**Stated exercise:** How many lines in the entries below contain "JSON"? Answer with the number only.

Records from a dataset:
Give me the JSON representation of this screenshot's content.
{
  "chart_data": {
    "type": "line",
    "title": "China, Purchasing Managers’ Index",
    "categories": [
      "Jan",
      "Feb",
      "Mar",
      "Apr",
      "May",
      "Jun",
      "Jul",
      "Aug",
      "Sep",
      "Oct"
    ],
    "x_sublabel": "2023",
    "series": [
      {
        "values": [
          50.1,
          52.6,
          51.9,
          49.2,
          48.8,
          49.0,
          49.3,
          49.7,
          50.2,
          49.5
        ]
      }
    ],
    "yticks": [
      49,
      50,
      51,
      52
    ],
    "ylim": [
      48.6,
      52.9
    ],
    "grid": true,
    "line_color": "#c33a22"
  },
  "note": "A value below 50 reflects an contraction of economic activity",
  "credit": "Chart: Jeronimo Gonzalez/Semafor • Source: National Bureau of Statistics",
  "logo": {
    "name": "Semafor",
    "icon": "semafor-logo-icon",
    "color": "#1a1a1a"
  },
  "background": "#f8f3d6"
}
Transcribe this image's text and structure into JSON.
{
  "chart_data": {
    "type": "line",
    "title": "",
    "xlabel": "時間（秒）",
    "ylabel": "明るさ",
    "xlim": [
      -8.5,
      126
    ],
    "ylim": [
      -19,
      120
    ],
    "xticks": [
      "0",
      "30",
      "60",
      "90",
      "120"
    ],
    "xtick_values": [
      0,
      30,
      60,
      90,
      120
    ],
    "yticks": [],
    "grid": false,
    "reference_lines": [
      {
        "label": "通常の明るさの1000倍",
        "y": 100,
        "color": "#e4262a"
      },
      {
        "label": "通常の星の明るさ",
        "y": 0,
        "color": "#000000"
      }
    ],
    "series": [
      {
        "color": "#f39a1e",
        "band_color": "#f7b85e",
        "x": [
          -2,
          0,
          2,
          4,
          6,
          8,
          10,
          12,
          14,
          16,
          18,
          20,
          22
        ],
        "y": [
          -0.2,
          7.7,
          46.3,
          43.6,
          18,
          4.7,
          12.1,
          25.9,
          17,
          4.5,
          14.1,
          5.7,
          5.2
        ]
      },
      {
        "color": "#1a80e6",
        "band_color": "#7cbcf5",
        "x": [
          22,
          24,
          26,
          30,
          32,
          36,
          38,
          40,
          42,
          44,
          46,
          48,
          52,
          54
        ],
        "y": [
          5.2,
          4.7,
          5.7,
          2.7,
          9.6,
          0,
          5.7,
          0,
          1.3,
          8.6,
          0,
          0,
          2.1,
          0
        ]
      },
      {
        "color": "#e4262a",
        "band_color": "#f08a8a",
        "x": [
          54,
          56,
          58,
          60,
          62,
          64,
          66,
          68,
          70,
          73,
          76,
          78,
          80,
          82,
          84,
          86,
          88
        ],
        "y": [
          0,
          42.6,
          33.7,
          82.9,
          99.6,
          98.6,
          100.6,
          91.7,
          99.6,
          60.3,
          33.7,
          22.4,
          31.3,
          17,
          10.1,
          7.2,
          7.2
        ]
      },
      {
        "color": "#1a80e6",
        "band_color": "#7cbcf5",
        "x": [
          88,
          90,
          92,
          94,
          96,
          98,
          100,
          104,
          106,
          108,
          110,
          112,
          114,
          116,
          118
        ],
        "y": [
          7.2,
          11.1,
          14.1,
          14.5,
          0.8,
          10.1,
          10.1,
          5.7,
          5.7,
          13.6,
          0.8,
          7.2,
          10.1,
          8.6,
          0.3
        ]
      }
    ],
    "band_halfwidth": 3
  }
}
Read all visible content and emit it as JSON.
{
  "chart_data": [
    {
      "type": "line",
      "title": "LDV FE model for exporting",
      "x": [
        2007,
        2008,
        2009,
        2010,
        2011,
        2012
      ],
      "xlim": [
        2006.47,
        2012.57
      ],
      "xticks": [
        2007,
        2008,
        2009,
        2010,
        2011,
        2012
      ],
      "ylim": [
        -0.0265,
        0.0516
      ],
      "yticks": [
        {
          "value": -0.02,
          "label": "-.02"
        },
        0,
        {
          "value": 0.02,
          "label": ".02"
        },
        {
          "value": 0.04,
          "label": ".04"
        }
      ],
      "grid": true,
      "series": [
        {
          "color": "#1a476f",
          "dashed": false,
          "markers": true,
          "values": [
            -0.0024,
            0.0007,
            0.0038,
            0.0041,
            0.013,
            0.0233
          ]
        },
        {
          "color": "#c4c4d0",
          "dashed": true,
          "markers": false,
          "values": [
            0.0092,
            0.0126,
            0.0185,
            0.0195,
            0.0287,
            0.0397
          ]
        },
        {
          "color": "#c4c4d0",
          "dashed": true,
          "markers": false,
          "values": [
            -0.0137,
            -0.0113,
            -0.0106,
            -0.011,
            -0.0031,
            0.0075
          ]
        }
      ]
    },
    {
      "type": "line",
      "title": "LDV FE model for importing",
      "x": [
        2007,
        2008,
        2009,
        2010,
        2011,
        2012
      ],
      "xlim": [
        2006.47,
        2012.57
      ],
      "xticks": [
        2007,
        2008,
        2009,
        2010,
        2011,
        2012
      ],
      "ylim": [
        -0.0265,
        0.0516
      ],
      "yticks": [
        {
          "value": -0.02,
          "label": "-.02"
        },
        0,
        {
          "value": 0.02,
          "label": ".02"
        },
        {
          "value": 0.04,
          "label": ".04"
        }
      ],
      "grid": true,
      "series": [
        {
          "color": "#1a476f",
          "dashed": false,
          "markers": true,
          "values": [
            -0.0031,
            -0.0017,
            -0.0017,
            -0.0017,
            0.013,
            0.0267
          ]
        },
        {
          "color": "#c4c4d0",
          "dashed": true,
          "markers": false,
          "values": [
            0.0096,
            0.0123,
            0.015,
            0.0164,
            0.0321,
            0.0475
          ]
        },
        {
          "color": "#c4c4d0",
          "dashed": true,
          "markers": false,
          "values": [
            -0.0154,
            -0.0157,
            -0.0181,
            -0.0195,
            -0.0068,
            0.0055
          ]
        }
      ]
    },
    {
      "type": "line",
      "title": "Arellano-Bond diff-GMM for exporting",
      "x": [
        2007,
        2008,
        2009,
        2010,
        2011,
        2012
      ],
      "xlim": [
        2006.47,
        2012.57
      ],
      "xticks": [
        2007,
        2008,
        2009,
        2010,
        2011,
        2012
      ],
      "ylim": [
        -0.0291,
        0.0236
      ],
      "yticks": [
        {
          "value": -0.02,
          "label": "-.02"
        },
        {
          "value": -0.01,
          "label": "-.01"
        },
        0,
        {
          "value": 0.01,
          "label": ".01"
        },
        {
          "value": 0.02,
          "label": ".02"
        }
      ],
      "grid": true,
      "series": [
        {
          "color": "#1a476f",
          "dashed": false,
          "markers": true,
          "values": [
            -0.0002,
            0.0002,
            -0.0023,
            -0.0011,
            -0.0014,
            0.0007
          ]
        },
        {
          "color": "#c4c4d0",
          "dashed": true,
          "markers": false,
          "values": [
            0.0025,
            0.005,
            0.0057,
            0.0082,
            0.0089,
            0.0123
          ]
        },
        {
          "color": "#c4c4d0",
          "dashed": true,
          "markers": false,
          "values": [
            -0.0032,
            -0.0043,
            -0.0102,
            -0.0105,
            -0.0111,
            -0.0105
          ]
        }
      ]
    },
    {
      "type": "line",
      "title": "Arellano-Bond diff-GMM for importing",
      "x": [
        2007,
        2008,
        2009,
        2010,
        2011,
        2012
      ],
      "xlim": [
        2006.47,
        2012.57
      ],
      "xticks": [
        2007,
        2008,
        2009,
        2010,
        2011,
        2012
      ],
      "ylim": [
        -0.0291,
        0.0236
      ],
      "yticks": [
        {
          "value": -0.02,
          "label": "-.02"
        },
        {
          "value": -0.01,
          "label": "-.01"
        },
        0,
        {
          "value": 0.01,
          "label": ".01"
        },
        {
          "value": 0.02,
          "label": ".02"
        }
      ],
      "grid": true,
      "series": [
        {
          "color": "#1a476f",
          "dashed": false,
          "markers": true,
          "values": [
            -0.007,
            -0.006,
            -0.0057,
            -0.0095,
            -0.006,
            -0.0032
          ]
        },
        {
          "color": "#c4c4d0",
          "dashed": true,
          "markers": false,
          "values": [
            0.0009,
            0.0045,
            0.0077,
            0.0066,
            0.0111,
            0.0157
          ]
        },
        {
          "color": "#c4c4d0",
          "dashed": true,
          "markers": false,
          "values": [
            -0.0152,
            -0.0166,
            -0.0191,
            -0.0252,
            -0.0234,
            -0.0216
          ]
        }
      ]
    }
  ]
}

**The response:** 3